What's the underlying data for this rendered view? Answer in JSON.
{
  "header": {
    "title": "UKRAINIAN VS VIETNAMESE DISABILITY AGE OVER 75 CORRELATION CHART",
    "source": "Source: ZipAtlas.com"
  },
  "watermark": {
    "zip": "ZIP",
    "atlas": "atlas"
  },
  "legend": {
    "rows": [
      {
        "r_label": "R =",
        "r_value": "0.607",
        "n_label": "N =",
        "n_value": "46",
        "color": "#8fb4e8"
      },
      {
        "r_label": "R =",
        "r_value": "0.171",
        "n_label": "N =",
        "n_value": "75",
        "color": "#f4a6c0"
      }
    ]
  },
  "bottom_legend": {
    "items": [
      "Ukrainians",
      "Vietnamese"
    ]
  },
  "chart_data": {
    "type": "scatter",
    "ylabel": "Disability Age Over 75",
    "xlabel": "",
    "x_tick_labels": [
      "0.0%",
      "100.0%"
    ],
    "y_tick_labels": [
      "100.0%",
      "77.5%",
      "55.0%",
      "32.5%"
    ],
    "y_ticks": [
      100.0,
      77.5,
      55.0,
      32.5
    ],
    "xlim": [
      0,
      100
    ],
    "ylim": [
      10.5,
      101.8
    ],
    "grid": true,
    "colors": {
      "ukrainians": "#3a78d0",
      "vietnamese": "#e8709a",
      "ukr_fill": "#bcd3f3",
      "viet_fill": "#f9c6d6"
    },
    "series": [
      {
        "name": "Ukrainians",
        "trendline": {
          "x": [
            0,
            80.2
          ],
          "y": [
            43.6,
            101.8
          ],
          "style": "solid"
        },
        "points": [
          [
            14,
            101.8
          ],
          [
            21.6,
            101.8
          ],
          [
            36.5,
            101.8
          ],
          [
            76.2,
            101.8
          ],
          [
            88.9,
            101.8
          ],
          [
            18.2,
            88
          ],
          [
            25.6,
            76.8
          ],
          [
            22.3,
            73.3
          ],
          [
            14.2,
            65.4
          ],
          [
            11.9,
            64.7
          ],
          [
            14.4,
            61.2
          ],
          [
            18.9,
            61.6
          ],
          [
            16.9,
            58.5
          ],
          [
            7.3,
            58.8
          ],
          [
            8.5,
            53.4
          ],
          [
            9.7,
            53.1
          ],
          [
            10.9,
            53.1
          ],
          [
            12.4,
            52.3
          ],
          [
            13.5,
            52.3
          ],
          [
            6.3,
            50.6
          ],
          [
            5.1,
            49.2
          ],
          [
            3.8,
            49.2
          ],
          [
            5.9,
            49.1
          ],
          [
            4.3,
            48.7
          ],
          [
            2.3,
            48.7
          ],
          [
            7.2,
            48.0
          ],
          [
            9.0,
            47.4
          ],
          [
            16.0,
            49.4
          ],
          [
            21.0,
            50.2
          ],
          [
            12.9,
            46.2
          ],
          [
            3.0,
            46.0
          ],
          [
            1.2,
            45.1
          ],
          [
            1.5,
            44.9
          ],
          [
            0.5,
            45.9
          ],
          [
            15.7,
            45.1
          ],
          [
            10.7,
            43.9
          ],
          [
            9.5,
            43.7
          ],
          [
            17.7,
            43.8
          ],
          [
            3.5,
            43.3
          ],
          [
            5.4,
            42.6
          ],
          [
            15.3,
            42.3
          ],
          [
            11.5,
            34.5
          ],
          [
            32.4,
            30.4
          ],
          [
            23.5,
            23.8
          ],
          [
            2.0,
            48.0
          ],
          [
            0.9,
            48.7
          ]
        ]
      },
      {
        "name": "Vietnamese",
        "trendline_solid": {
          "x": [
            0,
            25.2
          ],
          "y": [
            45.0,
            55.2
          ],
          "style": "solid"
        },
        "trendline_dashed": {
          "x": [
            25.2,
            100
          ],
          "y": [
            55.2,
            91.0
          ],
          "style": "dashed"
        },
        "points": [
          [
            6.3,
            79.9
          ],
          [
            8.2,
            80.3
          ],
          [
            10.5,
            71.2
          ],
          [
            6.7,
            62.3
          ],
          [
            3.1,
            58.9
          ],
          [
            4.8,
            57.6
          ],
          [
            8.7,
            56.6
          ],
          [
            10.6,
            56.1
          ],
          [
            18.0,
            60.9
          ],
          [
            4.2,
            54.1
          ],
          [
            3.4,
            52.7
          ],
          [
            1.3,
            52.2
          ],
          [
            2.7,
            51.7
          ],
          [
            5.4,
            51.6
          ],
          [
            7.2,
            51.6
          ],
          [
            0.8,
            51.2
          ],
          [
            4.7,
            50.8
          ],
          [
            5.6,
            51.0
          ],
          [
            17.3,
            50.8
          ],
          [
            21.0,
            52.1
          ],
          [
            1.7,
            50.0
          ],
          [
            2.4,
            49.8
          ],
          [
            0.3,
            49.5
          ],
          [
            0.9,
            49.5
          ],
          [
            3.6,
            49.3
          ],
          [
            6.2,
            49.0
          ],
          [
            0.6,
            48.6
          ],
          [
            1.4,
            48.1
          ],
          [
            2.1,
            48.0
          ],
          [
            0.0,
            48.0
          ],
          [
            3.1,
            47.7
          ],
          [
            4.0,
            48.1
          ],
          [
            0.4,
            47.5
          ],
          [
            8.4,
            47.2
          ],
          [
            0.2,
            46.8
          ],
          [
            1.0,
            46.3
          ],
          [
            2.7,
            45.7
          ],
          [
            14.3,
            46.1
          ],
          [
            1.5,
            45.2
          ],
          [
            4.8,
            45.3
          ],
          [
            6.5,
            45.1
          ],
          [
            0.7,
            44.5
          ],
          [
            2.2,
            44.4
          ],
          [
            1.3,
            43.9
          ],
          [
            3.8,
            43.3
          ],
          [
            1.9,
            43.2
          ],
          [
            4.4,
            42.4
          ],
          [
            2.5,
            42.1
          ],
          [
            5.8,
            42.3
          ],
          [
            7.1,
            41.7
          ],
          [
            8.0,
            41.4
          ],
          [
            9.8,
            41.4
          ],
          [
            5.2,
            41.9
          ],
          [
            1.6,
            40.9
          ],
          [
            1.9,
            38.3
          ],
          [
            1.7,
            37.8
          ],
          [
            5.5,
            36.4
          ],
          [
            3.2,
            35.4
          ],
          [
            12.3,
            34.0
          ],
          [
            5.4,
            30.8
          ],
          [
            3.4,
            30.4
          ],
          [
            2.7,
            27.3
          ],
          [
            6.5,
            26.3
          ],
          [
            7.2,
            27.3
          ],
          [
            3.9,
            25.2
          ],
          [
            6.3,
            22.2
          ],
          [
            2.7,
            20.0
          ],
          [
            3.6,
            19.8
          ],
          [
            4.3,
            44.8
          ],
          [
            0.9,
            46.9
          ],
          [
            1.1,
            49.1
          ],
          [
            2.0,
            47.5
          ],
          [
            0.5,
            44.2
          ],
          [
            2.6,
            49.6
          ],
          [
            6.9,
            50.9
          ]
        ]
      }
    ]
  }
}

· · · · · · ·

*Stated goal*. Give back all the data exactly as written.

*Reply*.
What's the underlying data for this rendered view? Answer in JSON.
{
  "header": {
    "title": "UKRAINIAN VS VIETNAMESE DISABILITY AGE OVER 75 CORRELATION CHART",
    "source": "Source: ZipAtlas.com"
  },
  "watermark": {
    "zip": "ZIP",
    "atlas": "atlas"
  },
  "legend": {
    "rows": [
      {
        "r_label": "R =",
        "r_value": "0.607",
        "n_label": "N =",
        "n_value": "46",
        "color": "#8fb4e8"
      },
      {
        "r_label": "R =",
        "r_value": "0.171",
        "n_label": "N =",
        "n_value": "75",
        "color": "#f4a6c0"
      }
    ]
  },
  "bottom_legend": {
    "items": [
      "Ukrainians",
      "Vietnamese"
    ]
  },
  "chart_data": {
    "type": "scatter",
    "ylabel": "Disability Age Over 75",
    "xlabel": "",
    "x_tick_labels": [
      "0.0%",
      "100.0%"
    ],
    "y_tick_labels": [
      "100.0%",
      "77.5%",
      "55.0%",
      "32.5%"
    ],
    "y_ticks": [
      100.0,
      77.5,
      55.0,
      32.5
    ],
    "xlim": [
      0,
      100
    ],
    "ylim": [
      10.5,
      101.8
    ],
    "grid": true,
    "colors": {
      "ukrainians": "#3a78d0",
      "vietnamese": "#e8709a",
      "ukr_fill": "#bcd3f3",
      "viet_fill": "#f9c6d6"
    },
    "series": [
      {
        "name": "Ukrainians",
        "trendline": {
          "x": [
            0,
            80.2
          ],
          "y": [
            43.6,
            101.8
          ],
          "style": "solid"
        },
        "points": [
          [
            14,
            101.8
          ],
          [
            21.6,
            101.8
          ],
          [
            36.5,
            101.8
          ],
          [
            76.2,
            101.8
          ],
          [
            88.9,
            101.8
          ],
          [
            18.2,
            88
          ],
          [
            25.6,
            76.8
          ],
          [
            22.3,
            73.3
          ],
          [
            14.2,
            65.4
          ],
          [
            11.9,
            64.7
          ],
          [
            14.4,
            61.2
          ],
          [
            18.9,
            61.6
          ],
          [
            16.9,
            58.5
          ],
          [
            7.3,
            58.8
          ],
          [
            8.5,
            53.4
          ],
          [
            9.7,
            53.1
          ],
          [
            10.9,
            53.1
          ],
          [
            12.4,
            52.3
          ],
          [
            13.5,
            52.3
          ],
          [
            6.3,
            50.6
          ],
          [
            5.1,
            49.2
          ],
          [
            3.8,
            49.2
          ],
          [
            5.9,
            49.1
          ],
          [
            4.3,
            48.7
          ],
          [
            2.3,
            48.7
          ],
          [
            7.2,
            48.0
          ],
          [
            9.0,
            47.4
          ],
          [
            16.0,
            49.4
          ],
          [
            21.0,
            50.2
          ],
          [
            12.9,
            46.2
          ],
          [
            3.0,
            46.0
          ],
          [
            1.2,
            45.1
          ],
          [
            1.5,
            44.9
          ],
          [
            0.5,
            45.9
          ],
          [
            15.7,
            45.1
          ],
          [
            10.7,
            43.9
          ],
          [
            9.5,
            43.7
          ],
          [
            17.7,
            43.8
          ],
          [
            3.5,
            43.3
          ],
          [
            5.4,
            42.6
          ],
          [
            15.3,
            42.3
          ],
          [
            11.5,
            34.5
          ],
          [
            32.4,
            30.4
          ],
          [
            23.5,
            23.8
          ],
          [
            2.0,
            48.0
          ],
          [
            0.9,
            48.7
          ]
        ]
      },
      {
        "name": "Vietnamese",
        "trendline_solid": {
          "x": [
            0,
            25.2
          ],
          "y": [
            45.0,
            55.2
          ],
          "style": "solid"
        },
        "trendline_dashed": {
          "x": [
            25.2,
            100
          ],
          "y": [
            55.2,
            91.0
          ],
          "style": "dashed"
        },
        "points": [
          [
            6.3,
            79.9
          ],
          [
            8.2,
            80.3
          ],
          [
            10.5,
            71.2
          ],
          [
            6.7,
            62.3
          ],
          [
            3.1,
            58.9
          ],
          [
            4.8,
            57.6
          ],
          [
            8.7,
            56.6
          ],
          [
            10.6,
            56.1
          ],
          [
            18.0,
            60.9
          ],
          [
            4.2,
            54.1
          ],
          [
            3.4,
            52.7
          ],
          [
            1.3,
            52.2
          ],
          [
            2.7,
            51.7
          ],
          [
            5.4,
            51.6
          ],
          [
            7.2,
            51.6
          ],
          [
            0.8,
            51.2
          ],
          [
            4.7,
            50.8
          ],
          [
            5.6,
            51.0
          ],
          [
            17.3,
            50.8
          ],
          [
            21.0,
            52.1
          ],
          [
            1.7,
            50.0
          ],
          [
            2.4,
            49.8
          ],
          [
            0.3,
            49.5
          ],
          [
            0.9,
            49.5
          ],
          [
            3.6,
            49.3
          ],
          [
            6.2,
            49.0
          ],
          [
            0.6,
            48.6
          ],
          [
            1.4,
            48.1
          ],
          [
            2.1,
            48.0
          ],
          [
            0.0,
            48.0
          ],
          [
            3.1,
            47.7
          ],
          [
            4.0,
            48.1
          ],
          [
            0.4,
            47.5
          ],
          [
            8.4,
            47.2
          ],
          [
            0.2,
            46.8
          ],
          [
            1.0,
            46.3
          ],
          [
            2.7,
            45.7
          ],
          [
            14.3,
            46.1
          ],
          [
            1.5,
            45.2
          ],
          [
            4.8,
            45.3
          ],
          [
            6.5,
            45.1
          ],
          [
            0.7,
            44.5
          ],
          [
            2.2,
            44.4
          ],
          [
            1.3,
            43.9
          ],
          [
            3.8,
            43.3
          ],
          [
            1.9,
            43.2
          ],
          [
            4.4,
            42.4
          ],
          [
            2.5,
            42.1
          ],
          [
            5.8,
            42.3
          ],
          [
            7.1,
            41.7
          ],
          [
            8.0,
            41.4
          ],
          [
            9.8,
            41.4
          ],
          [
            5.2,
            41.9
          ],
          [
            1.6,
            40.9
          ],
          [
            1.9,
            38.3
          ],
          [
            1.7,
            37.8
          ],
          [
            5.5,
            36.4
          ],
          [
            3.2,
            35.4
          ],
          [
            12.3,
            34.0
          ],
          [
            5.4,
            30.8
          ],
          [
            3.4,
            30.4
          ],
          [
            2.7,
            27.3
          ],
          [
            6.5,
            26.3
          ],
          [
            7.2,
            27.3
          ],
          [
            3.9,
            25.2
          ],
          [
            6.3,
            22.2
          ],
          [
            2.7,
            20.0
          ],
          [
            3.6,
            19.8
          ],
          [
            4.3,
            44.8
          ],
          [
            0.9,
            46.9
          ],
          [
            1.1,
            49.1
          ],
          [
            2.0,
            47.5
          ],
          [
            0.5,
            44.2
          ],
          [
            2.6,
            49.6
          ],
          [
            6.9,
            50.9
          ]
        ]
      }
    ]
  }
}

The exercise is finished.